• [TEXTO FORNECIDO]

>>>

Será que já olhámos bem para o que se passa aqui? Vamos morrer e experimentamos a alegria; vemos árvores recortadas contra a noite, as bailarinas de Degas, crianças com pelo e alma que saem da barriga das mães. Há água, a simplicidade incompreensível da água, eletrões em movimento por todo o lado e pensamentos cuja casa é a solidão de cada um. Possuímos a atenção, a crueldade, o amor, a vontade, a inteligência, o egoísmo, a memória. E, perante tudo isto e tudo o mais, perante o desfile de um mistério com infinitas formas, há quem venha falar de racionalidade, como se tivesse um saco para guardar acontecimentos tão espantosos. Chego a pensar que os pagãos antigos, com a sua catrefada de devoções, vendo três deuses atrás de cada objeto, eram menos imaginativos do que estes filhos da modernidade devotos de uma segurança intelectual que nunca ninguém viu. Uma coisa é procurar honestamente a verdade; outra é esperar que caiam silogismos do céu para resolver o problema do significado da existência, como se o facto de eles nunca terem caído não fosse um dado a tomar em conta na resposta que temos de dar.

<<<

• [INFORMAÇÃO FORNECIDA]
>>>

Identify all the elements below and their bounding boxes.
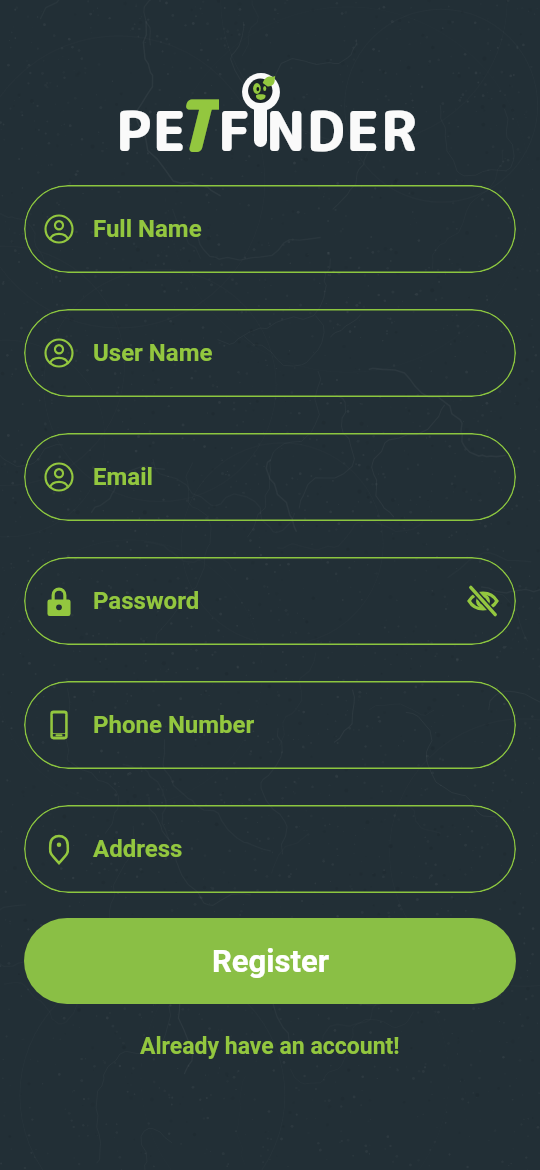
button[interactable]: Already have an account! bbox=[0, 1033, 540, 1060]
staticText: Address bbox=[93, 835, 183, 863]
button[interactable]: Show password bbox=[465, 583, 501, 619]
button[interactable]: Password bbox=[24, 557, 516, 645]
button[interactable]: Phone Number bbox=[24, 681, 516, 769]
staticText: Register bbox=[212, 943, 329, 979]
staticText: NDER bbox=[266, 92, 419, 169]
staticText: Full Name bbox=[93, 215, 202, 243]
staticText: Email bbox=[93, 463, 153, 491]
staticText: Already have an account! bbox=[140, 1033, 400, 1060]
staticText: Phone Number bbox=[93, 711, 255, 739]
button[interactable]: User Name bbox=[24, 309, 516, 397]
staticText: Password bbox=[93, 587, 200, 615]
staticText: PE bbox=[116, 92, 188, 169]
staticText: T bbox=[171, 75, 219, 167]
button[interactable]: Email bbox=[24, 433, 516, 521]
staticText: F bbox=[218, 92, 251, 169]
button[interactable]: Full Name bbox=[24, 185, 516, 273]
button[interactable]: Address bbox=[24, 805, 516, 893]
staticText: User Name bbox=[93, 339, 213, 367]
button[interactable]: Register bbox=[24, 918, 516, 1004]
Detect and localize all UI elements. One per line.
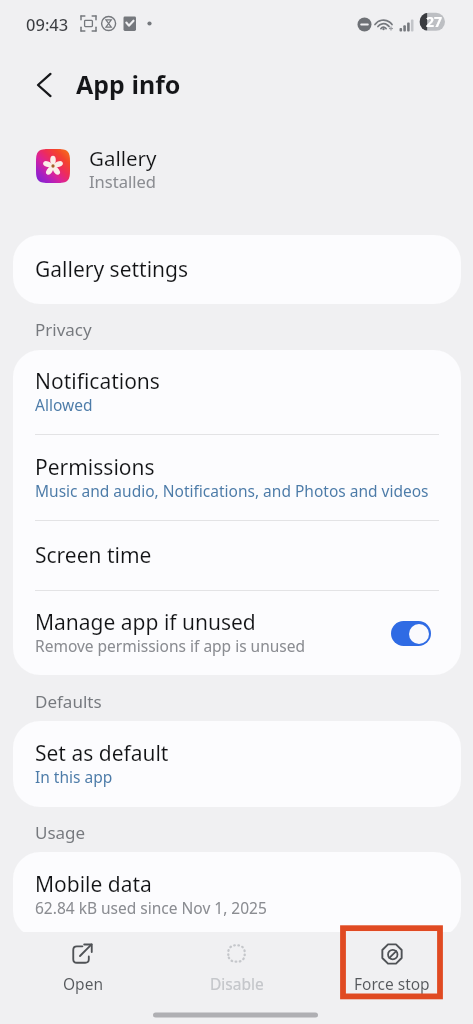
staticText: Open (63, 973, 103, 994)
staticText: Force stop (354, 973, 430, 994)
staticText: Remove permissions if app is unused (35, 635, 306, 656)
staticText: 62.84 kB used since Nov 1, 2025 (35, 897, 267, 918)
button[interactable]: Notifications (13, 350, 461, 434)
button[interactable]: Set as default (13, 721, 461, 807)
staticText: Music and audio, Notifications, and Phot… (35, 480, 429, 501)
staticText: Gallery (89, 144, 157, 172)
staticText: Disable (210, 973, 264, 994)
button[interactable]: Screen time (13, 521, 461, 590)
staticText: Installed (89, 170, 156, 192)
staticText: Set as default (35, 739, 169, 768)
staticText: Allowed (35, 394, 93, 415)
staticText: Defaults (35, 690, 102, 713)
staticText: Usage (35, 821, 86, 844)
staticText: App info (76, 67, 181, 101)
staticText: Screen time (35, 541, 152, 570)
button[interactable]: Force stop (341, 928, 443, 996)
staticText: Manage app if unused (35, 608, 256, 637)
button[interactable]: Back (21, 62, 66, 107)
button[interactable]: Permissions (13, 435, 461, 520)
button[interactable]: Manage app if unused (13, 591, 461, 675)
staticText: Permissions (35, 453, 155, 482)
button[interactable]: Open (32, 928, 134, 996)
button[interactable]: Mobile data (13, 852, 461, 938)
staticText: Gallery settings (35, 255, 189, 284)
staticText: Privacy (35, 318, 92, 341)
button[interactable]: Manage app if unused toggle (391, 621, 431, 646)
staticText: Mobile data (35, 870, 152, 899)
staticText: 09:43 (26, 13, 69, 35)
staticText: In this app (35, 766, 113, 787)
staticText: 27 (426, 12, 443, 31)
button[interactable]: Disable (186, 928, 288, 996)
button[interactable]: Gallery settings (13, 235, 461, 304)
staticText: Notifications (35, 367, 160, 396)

<<<
>>>

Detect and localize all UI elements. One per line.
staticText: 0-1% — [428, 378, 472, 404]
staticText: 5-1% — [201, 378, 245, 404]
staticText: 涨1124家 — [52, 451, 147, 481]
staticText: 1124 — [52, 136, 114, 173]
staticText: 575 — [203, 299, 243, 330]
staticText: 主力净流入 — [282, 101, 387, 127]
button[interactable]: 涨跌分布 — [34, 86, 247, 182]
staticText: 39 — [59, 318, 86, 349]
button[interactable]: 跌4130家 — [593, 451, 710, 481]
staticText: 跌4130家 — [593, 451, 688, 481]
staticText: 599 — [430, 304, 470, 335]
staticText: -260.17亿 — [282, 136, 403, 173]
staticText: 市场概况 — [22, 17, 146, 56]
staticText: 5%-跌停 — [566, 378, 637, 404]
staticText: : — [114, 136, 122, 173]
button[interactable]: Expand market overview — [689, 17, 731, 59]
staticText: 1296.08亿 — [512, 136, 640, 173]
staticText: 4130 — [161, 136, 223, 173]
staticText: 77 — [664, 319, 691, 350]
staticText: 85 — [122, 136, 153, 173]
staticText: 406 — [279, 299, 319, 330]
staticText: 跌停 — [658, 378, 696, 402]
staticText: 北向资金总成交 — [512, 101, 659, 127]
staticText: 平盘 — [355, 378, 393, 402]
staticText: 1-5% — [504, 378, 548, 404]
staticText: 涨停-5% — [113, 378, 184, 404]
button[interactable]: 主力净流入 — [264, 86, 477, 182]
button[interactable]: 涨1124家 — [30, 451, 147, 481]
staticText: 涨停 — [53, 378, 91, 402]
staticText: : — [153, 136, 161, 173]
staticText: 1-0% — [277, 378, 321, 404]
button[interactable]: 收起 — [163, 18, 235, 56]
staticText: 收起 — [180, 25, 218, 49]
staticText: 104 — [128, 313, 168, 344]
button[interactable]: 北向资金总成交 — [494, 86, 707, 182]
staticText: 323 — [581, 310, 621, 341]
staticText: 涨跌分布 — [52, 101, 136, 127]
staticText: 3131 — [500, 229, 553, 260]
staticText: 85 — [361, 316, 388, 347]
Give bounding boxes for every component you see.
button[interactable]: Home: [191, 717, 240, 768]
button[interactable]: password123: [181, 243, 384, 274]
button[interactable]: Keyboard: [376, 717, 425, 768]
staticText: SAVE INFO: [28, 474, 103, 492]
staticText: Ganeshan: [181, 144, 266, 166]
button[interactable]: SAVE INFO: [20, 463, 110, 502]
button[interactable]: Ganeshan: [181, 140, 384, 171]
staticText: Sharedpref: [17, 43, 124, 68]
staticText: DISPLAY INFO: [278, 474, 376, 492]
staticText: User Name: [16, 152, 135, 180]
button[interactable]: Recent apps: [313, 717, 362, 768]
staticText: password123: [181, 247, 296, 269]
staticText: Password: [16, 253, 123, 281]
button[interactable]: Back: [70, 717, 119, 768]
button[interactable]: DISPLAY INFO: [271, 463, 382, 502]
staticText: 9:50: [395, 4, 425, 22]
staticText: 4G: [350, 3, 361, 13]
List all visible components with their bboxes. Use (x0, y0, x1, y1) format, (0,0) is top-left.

<<<
>>>

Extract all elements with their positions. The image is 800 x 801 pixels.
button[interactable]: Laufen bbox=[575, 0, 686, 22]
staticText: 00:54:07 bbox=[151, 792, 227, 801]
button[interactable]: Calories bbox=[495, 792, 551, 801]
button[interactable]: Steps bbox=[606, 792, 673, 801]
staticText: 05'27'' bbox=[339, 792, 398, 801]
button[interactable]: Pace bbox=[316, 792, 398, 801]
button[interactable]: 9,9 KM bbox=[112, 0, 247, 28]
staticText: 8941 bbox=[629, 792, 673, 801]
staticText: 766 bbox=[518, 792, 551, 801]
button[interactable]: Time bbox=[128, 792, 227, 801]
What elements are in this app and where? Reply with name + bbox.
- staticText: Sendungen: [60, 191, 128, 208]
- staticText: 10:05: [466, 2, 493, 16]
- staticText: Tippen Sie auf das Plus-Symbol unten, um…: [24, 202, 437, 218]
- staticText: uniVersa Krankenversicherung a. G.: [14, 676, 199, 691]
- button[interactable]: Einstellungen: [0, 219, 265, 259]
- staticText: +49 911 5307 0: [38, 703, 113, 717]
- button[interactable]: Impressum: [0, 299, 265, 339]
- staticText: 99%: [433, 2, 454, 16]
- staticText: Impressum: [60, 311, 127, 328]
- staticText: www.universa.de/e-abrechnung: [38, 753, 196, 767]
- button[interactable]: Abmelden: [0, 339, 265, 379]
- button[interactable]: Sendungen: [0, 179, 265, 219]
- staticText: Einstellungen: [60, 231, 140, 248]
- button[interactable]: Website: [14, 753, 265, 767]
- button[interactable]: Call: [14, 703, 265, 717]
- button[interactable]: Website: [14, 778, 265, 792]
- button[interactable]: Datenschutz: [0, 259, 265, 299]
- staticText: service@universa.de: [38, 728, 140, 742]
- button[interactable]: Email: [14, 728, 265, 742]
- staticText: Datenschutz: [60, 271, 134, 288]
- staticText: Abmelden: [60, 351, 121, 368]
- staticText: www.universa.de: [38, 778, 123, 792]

<<<

• [O QUE FAZER]
a - Indique se cada afirmação está de acordo com o texto fornecido, respondendo sim ou não e citando literalmente as palavras decisivas: (i) os pagãos antigos viam três deuses atrás de cada objeto; (ii) os pensamentos têm a sua casa na convivência com os outros; (iii) procurar honestamente a verdade e esperar que caiam silogismos do céu são apresentados como a mesma coisa.
b - Reescreva sob a forma de lista o parágrafo do texto fornecido que começa por «Será que já olhámos», conservando os factos principais.

• [RESPOSTAS ÀS TAREFAS]
a -
(i) Sim: «vendo três deuses atrás de cada objeto».
(ii) Não: «pensamentos cuja casa é a solidão de cada um».
(iii) Não: «Uma coisa é procurar honestamente a verdade; outra é esperar que caiam silogismos do céu».

b -
- Pergunta-se se já olhámos bem para o que se passa aqui.
- Vamos morrer e, no entanto, experimentamos a alegria. Vemos árvores recortadas contra a noite, as bailarinas de Degas e crianças que saem da barriga das mães.
- Há a água, de simplicidade incompreensível, e eletrões em movimento por todo o lado. Há também pensamentos cuja casa é a solidão de cada um.
- Possuímos atenção, crueldade, amor, vontade, inteligência, egoísmo e memória.
- Perante este mistério de infinitas formas, há quem fale de racionalidade, como se tivesse um saco para guardar tais acontecimentos.
- Os pagãos antigos, com as suas muitas devoções, seriam menos imaginativos do que os modernos devotos de uma segurança intelectual que nunca ninguém viu.
- Procurar honestamente a verdade é diferente de esperar que caiam silogismos do céu para resolver o significado da existência. O facto de nunca terem caído deve ser tido em conta na resposta.